Do this:
Check each line of the data below for the word "Situation", then extract the ones that have it.
+++ Input records
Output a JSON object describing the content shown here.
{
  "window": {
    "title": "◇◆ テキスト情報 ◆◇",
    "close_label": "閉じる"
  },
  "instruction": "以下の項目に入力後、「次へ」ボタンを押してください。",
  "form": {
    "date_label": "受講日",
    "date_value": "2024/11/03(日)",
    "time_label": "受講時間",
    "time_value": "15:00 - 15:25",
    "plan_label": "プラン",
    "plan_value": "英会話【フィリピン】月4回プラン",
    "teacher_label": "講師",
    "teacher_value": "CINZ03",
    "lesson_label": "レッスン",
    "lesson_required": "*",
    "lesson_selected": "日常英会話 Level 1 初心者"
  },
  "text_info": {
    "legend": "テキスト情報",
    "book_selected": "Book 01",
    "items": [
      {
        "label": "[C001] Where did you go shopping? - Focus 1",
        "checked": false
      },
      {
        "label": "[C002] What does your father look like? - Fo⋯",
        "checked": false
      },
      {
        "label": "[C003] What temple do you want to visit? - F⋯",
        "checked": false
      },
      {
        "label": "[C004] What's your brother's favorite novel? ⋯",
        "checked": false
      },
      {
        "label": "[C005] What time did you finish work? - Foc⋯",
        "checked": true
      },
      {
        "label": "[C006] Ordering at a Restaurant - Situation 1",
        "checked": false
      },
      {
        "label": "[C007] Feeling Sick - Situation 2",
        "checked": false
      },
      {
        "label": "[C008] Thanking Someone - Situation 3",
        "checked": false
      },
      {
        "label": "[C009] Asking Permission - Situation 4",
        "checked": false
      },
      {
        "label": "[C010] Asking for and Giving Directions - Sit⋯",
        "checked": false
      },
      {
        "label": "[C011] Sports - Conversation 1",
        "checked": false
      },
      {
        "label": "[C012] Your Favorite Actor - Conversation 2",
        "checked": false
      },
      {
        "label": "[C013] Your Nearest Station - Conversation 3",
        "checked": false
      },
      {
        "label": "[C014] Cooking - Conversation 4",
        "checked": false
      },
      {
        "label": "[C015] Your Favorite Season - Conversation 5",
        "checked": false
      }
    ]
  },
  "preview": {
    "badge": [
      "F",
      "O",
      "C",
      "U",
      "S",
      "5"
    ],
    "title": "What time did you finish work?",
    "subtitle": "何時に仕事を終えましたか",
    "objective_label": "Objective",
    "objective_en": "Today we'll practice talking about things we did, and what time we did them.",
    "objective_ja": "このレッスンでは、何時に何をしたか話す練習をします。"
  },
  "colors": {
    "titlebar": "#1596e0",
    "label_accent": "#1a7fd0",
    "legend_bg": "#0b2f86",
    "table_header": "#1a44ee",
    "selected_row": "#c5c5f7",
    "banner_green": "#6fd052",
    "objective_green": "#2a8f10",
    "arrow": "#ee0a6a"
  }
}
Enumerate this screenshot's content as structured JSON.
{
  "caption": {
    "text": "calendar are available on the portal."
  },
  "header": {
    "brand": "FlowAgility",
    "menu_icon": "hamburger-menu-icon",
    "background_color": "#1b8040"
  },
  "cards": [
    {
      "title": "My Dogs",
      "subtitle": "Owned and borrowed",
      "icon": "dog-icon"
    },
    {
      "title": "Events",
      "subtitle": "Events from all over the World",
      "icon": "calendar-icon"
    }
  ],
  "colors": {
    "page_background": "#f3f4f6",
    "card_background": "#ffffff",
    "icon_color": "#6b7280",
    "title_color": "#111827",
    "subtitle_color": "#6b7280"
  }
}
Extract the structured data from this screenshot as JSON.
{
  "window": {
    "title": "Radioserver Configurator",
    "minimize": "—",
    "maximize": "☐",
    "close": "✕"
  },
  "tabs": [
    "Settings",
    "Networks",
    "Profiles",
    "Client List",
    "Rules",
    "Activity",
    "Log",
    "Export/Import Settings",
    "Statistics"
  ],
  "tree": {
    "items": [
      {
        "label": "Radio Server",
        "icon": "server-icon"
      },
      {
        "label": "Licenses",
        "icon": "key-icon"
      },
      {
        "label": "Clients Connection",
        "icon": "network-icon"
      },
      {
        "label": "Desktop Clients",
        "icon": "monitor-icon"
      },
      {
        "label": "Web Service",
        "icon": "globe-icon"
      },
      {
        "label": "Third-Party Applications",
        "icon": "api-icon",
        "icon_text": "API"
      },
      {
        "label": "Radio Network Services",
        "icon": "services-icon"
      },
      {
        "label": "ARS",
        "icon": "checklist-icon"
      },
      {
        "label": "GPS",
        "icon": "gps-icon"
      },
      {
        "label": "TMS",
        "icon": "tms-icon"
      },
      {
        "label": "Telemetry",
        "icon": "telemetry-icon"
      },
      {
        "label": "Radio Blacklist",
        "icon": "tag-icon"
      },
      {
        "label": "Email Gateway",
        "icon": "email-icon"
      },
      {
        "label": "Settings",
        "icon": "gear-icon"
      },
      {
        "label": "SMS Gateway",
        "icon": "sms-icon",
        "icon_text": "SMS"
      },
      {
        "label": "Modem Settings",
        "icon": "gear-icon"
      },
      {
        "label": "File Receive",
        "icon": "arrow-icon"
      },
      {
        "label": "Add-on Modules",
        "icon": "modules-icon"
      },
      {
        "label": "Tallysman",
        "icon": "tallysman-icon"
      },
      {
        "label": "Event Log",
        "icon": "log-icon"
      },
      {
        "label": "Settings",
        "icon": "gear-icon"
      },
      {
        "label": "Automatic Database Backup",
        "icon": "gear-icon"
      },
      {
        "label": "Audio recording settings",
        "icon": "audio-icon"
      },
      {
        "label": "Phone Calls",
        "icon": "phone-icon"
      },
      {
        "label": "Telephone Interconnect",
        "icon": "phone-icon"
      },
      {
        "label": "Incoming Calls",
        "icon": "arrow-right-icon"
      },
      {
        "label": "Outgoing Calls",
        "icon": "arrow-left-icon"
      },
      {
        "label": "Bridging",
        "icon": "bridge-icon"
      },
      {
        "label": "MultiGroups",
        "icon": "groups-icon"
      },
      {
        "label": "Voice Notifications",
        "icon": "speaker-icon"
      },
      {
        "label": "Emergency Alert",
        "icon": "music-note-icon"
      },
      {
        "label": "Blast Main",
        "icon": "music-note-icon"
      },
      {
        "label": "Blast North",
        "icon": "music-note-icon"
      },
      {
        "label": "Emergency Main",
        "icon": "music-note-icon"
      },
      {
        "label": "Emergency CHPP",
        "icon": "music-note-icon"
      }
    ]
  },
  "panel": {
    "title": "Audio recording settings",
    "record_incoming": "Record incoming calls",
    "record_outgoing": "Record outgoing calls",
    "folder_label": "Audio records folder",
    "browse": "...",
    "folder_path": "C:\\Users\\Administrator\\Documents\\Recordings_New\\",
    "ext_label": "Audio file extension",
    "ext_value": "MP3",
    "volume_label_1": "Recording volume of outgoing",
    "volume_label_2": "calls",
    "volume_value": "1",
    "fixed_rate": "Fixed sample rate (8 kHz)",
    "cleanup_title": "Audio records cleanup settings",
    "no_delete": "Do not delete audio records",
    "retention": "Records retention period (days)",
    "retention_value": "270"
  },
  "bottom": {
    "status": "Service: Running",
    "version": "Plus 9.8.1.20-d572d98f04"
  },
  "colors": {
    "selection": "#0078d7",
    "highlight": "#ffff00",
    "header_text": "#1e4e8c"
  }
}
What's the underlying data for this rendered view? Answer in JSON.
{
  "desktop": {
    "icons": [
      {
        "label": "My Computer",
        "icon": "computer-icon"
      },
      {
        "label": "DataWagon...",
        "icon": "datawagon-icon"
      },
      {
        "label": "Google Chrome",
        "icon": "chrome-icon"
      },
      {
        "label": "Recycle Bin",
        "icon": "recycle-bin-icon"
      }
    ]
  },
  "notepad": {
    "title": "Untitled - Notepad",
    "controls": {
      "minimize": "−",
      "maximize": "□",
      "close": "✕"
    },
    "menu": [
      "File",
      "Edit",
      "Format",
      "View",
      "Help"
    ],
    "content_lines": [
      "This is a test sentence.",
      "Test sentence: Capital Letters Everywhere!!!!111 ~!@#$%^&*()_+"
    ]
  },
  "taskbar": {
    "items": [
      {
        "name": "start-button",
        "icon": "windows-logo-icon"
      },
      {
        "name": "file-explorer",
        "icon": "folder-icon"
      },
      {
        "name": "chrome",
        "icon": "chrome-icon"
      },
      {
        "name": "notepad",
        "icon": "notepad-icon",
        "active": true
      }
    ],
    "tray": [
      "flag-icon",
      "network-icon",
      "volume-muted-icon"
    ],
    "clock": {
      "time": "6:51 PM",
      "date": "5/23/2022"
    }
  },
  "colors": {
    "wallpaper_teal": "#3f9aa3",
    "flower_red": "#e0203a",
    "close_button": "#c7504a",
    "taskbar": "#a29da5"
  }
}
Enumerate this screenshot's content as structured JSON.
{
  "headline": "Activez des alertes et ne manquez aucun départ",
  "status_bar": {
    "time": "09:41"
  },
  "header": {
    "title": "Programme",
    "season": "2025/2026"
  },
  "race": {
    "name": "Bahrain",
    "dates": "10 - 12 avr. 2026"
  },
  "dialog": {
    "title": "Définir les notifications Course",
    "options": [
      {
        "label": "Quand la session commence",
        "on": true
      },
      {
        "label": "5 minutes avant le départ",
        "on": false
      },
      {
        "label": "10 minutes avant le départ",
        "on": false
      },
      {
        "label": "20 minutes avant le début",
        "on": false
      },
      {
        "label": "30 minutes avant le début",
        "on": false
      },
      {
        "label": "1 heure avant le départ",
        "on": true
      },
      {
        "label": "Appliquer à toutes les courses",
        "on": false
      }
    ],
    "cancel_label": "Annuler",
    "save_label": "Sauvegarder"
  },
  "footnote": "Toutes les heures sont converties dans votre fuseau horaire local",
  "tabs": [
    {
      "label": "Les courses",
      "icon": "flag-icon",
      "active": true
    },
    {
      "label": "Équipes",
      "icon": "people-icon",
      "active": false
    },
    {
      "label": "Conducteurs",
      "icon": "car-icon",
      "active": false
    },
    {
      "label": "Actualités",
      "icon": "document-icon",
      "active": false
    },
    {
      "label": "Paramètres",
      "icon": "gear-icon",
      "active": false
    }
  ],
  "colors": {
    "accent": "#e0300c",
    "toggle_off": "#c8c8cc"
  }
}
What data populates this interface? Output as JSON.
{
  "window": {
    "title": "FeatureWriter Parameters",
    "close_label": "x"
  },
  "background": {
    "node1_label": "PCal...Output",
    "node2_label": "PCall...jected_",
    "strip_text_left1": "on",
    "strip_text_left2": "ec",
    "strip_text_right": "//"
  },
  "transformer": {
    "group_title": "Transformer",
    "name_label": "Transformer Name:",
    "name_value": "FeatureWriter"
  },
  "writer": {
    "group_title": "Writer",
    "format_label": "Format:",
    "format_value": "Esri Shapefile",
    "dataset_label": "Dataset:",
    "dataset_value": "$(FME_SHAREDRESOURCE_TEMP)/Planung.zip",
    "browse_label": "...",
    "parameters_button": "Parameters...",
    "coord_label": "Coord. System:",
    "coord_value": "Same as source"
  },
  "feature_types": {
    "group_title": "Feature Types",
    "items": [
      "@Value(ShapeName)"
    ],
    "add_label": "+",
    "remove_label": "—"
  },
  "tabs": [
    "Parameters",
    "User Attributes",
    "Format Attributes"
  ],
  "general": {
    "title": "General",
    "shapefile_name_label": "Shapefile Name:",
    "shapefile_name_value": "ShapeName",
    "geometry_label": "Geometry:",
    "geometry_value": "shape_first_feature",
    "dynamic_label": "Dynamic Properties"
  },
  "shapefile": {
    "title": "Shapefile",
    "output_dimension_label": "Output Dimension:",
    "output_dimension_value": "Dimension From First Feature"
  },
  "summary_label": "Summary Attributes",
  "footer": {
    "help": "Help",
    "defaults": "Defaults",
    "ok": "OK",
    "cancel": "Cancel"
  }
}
++++++
Reply:
        "label": "[C006] Ordering at a Restaurant - Situation 1",
        "label": "[C007] Feeling Sick - Situation 2",
        "label": "[C008] Thanking Someone - Situation 3",
        "label": "[C009] Asking Permission - Situation 4",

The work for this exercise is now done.